### RECORDS FOR THE TASK:
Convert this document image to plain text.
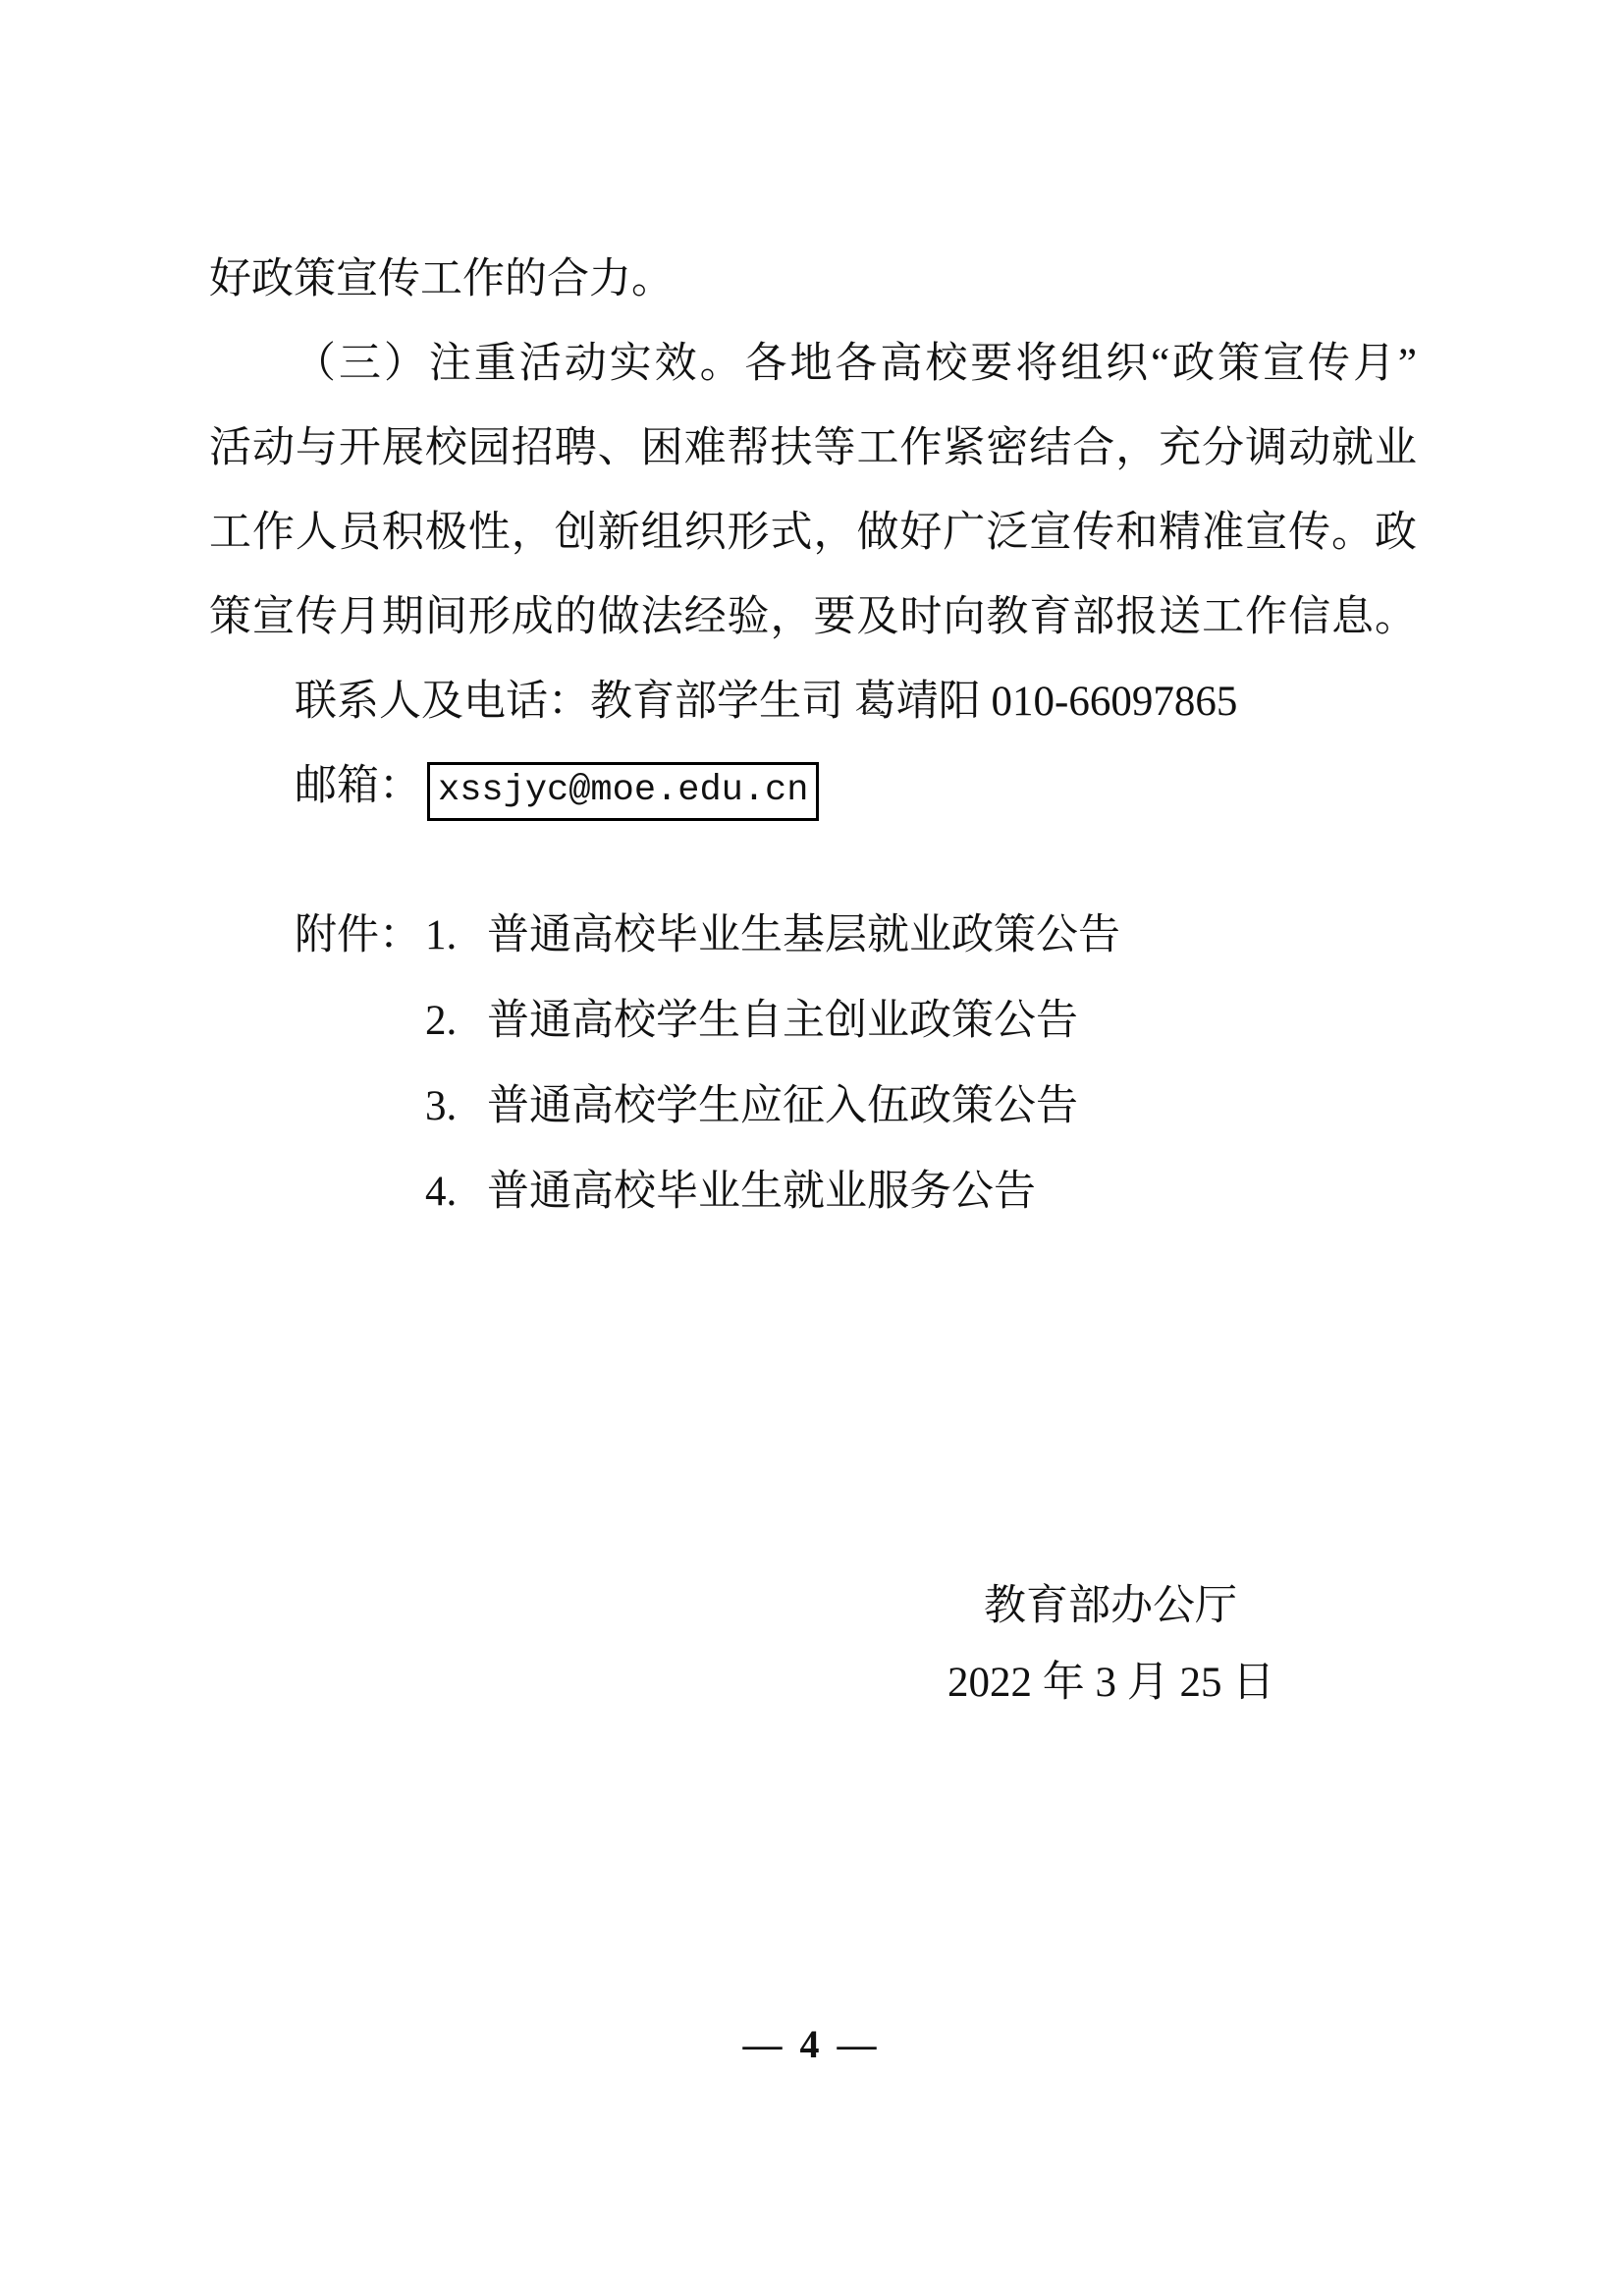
好政策宣传工作的合力。
（三）注重活动实效。各地各高校要将组织“政策宣传月”
活动与开展校园招聘、困难帮扶等工作紧密结合，充分调动就业
工作人员积极性，创新组织形式，做好广泛宣传和精准宣传。政
策宣传月期间形成的做法经验，要及时向教育部报送工作信息。
联系人及电话：教育部学生司 葛靖阳 010-66097865
邮箱： xssjyc@moe.edu.cn
附件：1. 普通高校毕业生基层就业政策公告
2. 普通高校学生自主创业政策公告
3. 普通高校学生应征入伍政策公告
4. 普通高校毕业生就业服务公告
教育部办公厅
2022 年 3 月 25 日
— 4 —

### TASK STATEMENT:
Will you set down the records word for word while leaving out every picture?

### TASK ANSWER:
Convert this document image to plain text.
好政策宣传工作的合力。
（三）注重活动实效。各地各高校要将组织“政策宣传月”
活动与开展校园招聘、困难帮扶等工作紧密结合，充分调动就业
工作人员积极性，创新组织形式，做好广泛宣传和精准宣传。政
策宣传月期间形成的做法经验，要及时向教育部报送工作信息。
联系人及电话：教育部学生司 葛靖阳 010-66097865
邮箱： xssjyc@moe.edu.cn
附件：1. 普通高校毕业生基层就业政策公告
2. 普通高校学生自主创业政策公告
3. 普通高校学生应征入伍政策公告
4. 普通高校毕业生就业服务公告
教育部办公厅
2022 年 3 月 25 日
— 4 —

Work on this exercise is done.